> **Text**:
★ ★ ★ ★ ★ ★ ★
Paying it Forward: Why Investing in Legal Aid Makes Economic Sense
The pro bono community understands that providing assistance to those in need of civil legal aid is a profound public-private partnership. Access to justice is a core value, but is it fiscally prudent? In other words, what is the economic impact of funding legal services?
Diverse jurisdictions (i.e., Arkansas, Florida, Georgia, Illinois, Iowa, Louisiana, Massachusetts, Missouri, New York, North Carolina, Oklahoma, Texas, and Virginia) have commissioned studies to measure just this statistic, and they have yielded some remarkable results. According to a recent study entitled “Economic Impact of Civil Legal Aid Organizations in Tennessee,” a one-dollar investment in legal services returns $11.21 in economic benefit for the state. Tennessee isn’t alone in its remarkable return on investment; a similar study conducted by the Pennsylvania IOLTA Board concluded that their investment in legal services has an eleven fold return in economic benefit for the state.
★ ★ ★ ★ ★ ★ ★
> **Information supplied**:
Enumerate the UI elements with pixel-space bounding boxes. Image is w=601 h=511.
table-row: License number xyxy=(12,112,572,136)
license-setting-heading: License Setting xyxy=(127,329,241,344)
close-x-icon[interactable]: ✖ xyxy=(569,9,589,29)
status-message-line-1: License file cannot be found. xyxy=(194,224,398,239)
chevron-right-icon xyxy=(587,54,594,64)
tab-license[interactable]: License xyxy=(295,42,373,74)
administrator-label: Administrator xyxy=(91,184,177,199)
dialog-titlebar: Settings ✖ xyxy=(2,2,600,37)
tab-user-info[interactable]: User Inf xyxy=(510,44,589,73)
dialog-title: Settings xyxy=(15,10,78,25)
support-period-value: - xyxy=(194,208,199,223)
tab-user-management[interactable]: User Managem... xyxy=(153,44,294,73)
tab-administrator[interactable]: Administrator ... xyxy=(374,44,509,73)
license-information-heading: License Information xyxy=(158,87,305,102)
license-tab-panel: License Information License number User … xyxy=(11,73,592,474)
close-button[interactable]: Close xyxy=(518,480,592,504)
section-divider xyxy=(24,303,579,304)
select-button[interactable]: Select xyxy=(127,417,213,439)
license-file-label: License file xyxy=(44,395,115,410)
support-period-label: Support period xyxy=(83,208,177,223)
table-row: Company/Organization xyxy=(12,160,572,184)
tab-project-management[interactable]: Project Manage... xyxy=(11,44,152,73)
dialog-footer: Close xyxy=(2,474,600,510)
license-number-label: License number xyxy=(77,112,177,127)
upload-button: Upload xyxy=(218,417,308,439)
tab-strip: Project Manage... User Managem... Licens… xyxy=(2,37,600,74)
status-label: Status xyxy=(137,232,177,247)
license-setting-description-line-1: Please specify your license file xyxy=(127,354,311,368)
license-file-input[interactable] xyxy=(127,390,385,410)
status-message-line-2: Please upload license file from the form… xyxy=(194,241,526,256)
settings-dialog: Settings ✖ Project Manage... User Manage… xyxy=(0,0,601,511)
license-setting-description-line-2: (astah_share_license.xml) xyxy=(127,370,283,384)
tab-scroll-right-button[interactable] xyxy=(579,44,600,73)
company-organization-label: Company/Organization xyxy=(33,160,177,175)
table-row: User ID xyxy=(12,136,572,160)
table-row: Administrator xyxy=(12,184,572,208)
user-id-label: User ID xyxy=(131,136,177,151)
★ ★ ★ ★ ★ ★ ★
> **Exercise objective**:
In the legal aid article, change "fiscally prudent" to "financially sensible" and write out everything from "Paying it Forward: Why" down to "funding legal services?" with that substitution.

> **Task answer**:
Paying it Forward: Why Investing in Legal Aid Makes Economic Sense
The pro bono community understands that providing assistance to those in need of civil legal aid is a profound public-private partnership. Access to justice is a core value, but is it financially sensible? In other words, what is the economic impact of funding legal services?